Objective:
Rewrite each line of the data below as an item in a numbered list, dropping any blank lines.
--- Start of Available records ---
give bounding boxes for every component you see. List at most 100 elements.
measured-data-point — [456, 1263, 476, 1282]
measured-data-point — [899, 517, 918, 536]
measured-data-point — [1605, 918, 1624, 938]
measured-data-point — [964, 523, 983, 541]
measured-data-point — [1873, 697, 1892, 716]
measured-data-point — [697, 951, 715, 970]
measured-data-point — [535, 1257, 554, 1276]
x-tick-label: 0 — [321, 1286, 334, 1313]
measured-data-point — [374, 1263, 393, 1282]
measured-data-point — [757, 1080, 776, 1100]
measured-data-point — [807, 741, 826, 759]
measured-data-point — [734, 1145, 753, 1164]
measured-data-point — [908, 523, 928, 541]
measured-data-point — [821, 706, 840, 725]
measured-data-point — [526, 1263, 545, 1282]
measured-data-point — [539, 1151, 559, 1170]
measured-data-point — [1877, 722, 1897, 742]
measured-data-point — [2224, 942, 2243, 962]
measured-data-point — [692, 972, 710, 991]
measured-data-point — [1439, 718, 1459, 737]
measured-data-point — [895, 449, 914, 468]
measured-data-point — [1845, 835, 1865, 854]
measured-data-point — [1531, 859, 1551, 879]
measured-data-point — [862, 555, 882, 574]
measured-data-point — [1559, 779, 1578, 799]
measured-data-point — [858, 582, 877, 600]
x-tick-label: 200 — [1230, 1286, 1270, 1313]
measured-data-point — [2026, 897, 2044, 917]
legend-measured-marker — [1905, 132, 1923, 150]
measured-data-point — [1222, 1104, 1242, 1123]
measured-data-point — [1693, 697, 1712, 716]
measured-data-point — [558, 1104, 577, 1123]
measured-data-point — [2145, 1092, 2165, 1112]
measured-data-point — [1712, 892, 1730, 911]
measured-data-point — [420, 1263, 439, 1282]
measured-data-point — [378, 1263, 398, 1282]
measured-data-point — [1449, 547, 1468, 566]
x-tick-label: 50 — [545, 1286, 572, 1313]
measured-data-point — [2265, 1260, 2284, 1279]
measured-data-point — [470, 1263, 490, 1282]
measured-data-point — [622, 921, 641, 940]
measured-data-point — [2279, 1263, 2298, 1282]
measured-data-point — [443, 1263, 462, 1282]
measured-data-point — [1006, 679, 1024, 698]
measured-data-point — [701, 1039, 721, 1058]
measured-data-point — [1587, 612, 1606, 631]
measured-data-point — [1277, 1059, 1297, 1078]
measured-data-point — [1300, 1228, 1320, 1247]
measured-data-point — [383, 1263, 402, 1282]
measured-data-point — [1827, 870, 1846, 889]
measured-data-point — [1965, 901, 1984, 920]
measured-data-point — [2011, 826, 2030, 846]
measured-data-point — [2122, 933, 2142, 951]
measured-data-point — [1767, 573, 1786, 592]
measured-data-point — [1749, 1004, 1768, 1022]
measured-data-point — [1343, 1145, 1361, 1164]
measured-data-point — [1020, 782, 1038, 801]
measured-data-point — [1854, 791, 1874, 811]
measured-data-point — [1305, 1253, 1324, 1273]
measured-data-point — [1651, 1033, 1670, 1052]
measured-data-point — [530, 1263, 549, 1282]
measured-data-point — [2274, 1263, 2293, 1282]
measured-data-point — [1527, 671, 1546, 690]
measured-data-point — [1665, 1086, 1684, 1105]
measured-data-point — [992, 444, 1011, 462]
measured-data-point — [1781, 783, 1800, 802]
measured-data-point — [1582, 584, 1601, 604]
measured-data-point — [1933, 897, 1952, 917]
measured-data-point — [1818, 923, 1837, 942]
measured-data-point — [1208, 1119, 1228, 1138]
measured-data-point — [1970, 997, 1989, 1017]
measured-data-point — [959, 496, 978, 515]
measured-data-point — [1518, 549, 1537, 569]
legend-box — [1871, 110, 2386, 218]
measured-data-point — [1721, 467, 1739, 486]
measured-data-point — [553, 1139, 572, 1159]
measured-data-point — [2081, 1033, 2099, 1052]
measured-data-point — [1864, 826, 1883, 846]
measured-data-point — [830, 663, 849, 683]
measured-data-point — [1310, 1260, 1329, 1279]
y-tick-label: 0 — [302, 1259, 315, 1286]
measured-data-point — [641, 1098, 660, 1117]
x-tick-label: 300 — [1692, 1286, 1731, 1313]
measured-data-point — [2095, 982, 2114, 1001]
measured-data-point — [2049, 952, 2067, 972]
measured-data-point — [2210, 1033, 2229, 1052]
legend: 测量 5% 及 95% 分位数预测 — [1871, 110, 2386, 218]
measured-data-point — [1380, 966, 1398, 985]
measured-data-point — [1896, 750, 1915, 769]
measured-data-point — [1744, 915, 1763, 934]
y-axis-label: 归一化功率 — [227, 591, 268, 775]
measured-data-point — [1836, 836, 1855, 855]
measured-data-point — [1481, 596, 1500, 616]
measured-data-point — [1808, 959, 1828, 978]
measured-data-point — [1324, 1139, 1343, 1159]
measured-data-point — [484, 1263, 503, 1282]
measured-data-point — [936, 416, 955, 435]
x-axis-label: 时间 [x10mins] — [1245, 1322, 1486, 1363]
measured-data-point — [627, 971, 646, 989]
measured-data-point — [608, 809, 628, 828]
--- End of Available records ---
Written solution:
1. give bounding boxes for every component you see. List at most 100 elements.
2. measured-data-point — [456, 1263, 476, 1282]
3. measured-data-point — [899, 517, 918, 536]
4. measured-data-point — [1605, 918, 1624, 938]
5. measured-data-point — [964, 523, 983, 541]
6. measured-data-point — [1873, 697, 1892, 716]
7. measured-data-point — [697, 951, 715, 970]
8. measured-data-point — [535, 1257, 554, 1276]
9. x-tick-label: 0 — [321, 1286, 334, 1313]
10. measured-data-point — [374, 1263, 393, 1282]
11. measured-data-point — [757, 1080, 776, 1100]
12. measured-data-point — [807, 741, 826, 759]
13. measured-data-point — [734, 1145, 753, 1164]
14. measured-data-point — [908, 523, 928, 541]
15. measured-data-point — [821, 706, 840, 725]
16. measured-data-point — [526, 1263, 545, 1282]
17. measured-data-point — [539, 1151, 559, 1170]
18. measured-data-point — [1877, 722, 1897, 742]
19. measured-data-point — [2224, 942, 2243, 962]
20. measured-data-point — [692, 972, 710, 991]
21. measured-data-point — [1439, 718, 1459, 737]
22. measured-data-point — [895, 449, 914, 468]
23. measured-data-point — [1845, 835, 1865, 854]
24. measured-data-point — [1531, 859, 1551, 879]
25. measured-data-point — [862, 555, 882, 574]
26. measured-data-point — [1559, 779, 1578, 799]
27. measured-data-point — [858, 582, 877, 600]
28. x-tick-label: 200 — [1230, 1286, 1270, 1313]
29. measured-data-point — [2026, 897, 2044, 917]
30. legend-measured-marker — [1905, 132, 1923, 150]
31. measured-data-point — [1222, 1104, 1242, 1123]
32. measured-data-point — [1693, 697, 1712, 716]
33. measured-data-point — [558, 1104, 577, 1123]
34. measured-data-point — [2145, 1092, 2165, 1112]
35. measured-data-point — [1712, 892, 1730, 911]
36. measured-data-point — [420, 1263, 439, 1282]
37. measured-data-point — [378, 1263, 398, 1282]
38. measured-data-point — [1449, 547, 1468, 566]
39. x-tick-label: 50 — [545, 1286, 572, 1313]
40. measured-data-point — [2265, 1260, 2284, 1279]
41. measured-data-point — [470, 1263, 490, 1282]
42. measured-data-point — [622, 921, 641, 940]
43. measured-data-point — [2279, 1263, 2298, 1282]
44. measured-data-point — [443, 1263, 462, 1282]
45. measured-data-point — [1006, 679, 1024, 698]
46. measured-data-point — [701, 1039, 721, 1058]
47. measured-data-point — [1587, 612, 1606, 631]
48. measured-data-point — [1277, 1059, 1297, 1078]
49. measured-data-point — [1300, 1228, 1320, 1247]
50. measured-data-point — [383, 1263, 402, 1282]
51. measured-data-point — [1827, 870, 1846, 889]
52. measured-data-point — [1965, 901, 1984, 920]
53. measured-data-point — [2011, 826, 2030, 846]
54. measured-data-point — [2122, 933, 2142, 951]
55. measured-data-point — [1767, 573, 1786, 592]
56. measured-data-point — [1749, 1004, 1768, 1022]
57. measured-data-point — [1343, 1145, 1361, 1164]
58. measured-data-point — [1020, 782, 1038, 801]
59. measured-data-point — [1854, 791, 1874, 811]
60. measured-data-point — [1305, 1253, 1324, 1273]
61. measured-data-point — [1651, 1033, 1670, 1052]
62. measured-data-point — [530, 1263, 549, 1282]
63. measured-data-point — [2274, 1263, 2293, 1282]
64. measured-data-point — [1527, 671, 1546, 690]
65. measured-data-point — [1665, 1086, 1684, 1105]
66. measured-data-point — [992, 444, 1011, 462]
67. measured-data-point — [1781, 783, 1800, 802]
68. measured-data-point — [1582, 584, 1601, 604]
69. measured-data-point — [1933, 897, 1952, 917]
70. measured-data-point — [1818, 923, 1837, 942]
71. measured-data-point — [1208, 1119, 1228, 1138]
72. measured-data-point — [1970, 997, 1989, 1017]
73. measured-data-point — [959, 496, 978, 515]
74. measured-data-point — [1518, 549, 1537, 569]
75. legend-box — [1871, 110, 2386, 218]
76. measured-data-point — [1721, 467, 1739, 486]
77. measured-data-point — [553, 1139, 572, 1159]
78. measured-data-point — [2081, 1033, 2099, 1052]
79. measured-data-point — [1864, 826, 1883, 846]
80. measured-data-point — [830, 663, 849, 683]
81. measured-data-point — [1310, 1260, 1329, 1279]
82. y-tick-label: 0 — [302, 1259, 315, 1286]
83. measured-data-point — [641, 1098, 660, 1117]
84. x-tick-label: 300 — [1692, 1286, 1731, 1313]
85. measured-data-point — [2095, 982, 2114, 1001]
86. measured-data-point — [2049, 952, 2067, 972]
87. measured-data-point — [2210, 1033, 2229, 1052]
88. legend: 测量 5% 及 95% 分位数预测 — [1871, 110, 2386, 218]
89. measured-data-point — [1380, 966, 1398, 985]
90. measured-data-point — [1896, 750, 1915, 769]
91. measured-data-point — [1744, 915, 1763, 934]
92. y-axis-label: 归一化功率 — [227, 591, 268, 775]
93. measured-data-point — [1836, 836, 1855, 855]
94. measured-data-point — [1481, 596, 1500, 616]
95. measured-data-point — [1808, 959, 1828, 978]
96. measured-data-point — [1324, 1139, 1343, 1159]
97. measured-data-point — [484, 1263, 503, 1282]
98. measured-data-point — [936, 416, 955, 435]
99. x-axis-label: 时间 [x10mins] — [1245, 1322, 1486, 1363]
100. measured-data-point — [627, 971, 646, 989]
101. measured-data-point — [608, 809, 628, 828]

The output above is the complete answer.